##### MATERIAL TO PROCESS #####

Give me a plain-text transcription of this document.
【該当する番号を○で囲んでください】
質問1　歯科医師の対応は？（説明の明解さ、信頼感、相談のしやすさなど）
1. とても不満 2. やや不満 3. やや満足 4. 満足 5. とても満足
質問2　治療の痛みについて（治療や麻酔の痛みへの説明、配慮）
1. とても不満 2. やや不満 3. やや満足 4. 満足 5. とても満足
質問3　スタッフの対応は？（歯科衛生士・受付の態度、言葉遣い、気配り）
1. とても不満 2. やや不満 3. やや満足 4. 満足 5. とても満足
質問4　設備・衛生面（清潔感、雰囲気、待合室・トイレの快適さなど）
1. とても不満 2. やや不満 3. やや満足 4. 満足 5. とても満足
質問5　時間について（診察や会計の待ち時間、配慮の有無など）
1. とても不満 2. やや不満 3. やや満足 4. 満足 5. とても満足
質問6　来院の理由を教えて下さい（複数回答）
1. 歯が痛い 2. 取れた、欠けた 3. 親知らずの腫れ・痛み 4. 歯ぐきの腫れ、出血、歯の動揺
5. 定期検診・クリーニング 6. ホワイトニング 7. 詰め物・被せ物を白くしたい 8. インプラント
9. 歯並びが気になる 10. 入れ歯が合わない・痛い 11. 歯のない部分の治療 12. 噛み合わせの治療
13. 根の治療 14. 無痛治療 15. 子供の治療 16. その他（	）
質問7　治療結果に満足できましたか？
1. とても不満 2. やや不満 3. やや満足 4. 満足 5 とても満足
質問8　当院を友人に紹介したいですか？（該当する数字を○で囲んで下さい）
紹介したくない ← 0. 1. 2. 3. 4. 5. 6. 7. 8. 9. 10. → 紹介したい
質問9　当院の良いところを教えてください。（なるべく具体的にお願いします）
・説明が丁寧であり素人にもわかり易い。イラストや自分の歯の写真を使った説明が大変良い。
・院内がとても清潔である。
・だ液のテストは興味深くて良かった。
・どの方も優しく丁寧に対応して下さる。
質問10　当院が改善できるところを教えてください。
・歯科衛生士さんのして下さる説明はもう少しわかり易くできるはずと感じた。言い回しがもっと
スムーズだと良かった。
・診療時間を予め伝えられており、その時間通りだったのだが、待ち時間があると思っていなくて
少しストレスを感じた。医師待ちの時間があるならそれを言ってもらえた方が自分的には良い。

#####

## PROBLEM STATEMENT
Each line of the material should be echoed exactly.

## COMPLETED EXERCISE
Give me a plain-text transcription of this document.
【該当する番号を○で囲んでください】
質問1　歯科医師の対応は？（説明の明解さ、信頼感、相談のしやすさなど）
1. とても不満 2. やや不満 3. やや満足 4. 満足 5. とても満足
質問2　治療の痛みについて（治療や麻酔の痛みへの説明、配慮）
1. とても不満 2. やや不満 3. やや満足 4. 満足 5. とても満足
質問3　スタッフの対応は？（歯科衛生士・受付の態度、言葉遣い、気配り）
1. とても不満 2. やや不満 3. やや満足 4. 満足 5. とても満足
質問4　設備・衛生面（清潔感、雰囲気、待合室・トイレの快適さなど）
1. とても不満 2. やや不満 3. やや満足 4. 満足 5. とても満足
質問5　時間について（診察や会計の待ち時間、配慮の有無など）
1. とても不満 2. やや不満 3. やや満足 4. 満足 5. とても満足
質問6　来院の理由を教えて下さい（複数回答）
1. 歯が痛い 2. 取れた、欠けた 3. 親知らずの腫れ・痛み 4. 歯ぐきの腫れ、出血、歯の動揺
5. 定期検診・クリーニング 6. ホワイトニング 7. 詰め物・被せ物を白くしたい 8. インプラント
9. 歯並びが気になる 10. 入れ歯が合わない・痛い 11. 歯のない部分の治療 12. 噛み合わせの治療
13. 根の治療 14. 無痛治療 15. 子供の治療 16. その他（	）
質問7　治療結果に満足できましたか？
1. とても不満 2. やや不満 3. やや満足 4. 満足 5 とても満足
質問8　当院を友人に紹介したいですか？（該当する数字を○で囲んで下さい）
紹介したくない ← 0. 1. 2. 3. 4. 5. 6. 7. 8. 9. 10. → 紹介したい
質問9　当院の良いところを教えてください。（なるべく具体的にお願いします）
・説明が丁寧であり素人にもわかり易い。イラストや自分の歯の写真を使った説明が大変良い。
・院内がとても清潔である。
・だ液のテストは興味深くて良かった。
・どの方も優しく丁寧に対応して下さる。
質問10　当院が改善できるところを教えてください。
・歯科衛生士さんのして下さる説明はもう少しわかり易くできるはずと感じた。言い回しがもっと
スムーズだと良かった。
・診療時間を予め伝えられており、その時間通りだったのだが、待ち時間があると思っていなくて
少しストレスを感じた。医師待ちの時間があるならそれを言ってもらえた方が自分的には良い。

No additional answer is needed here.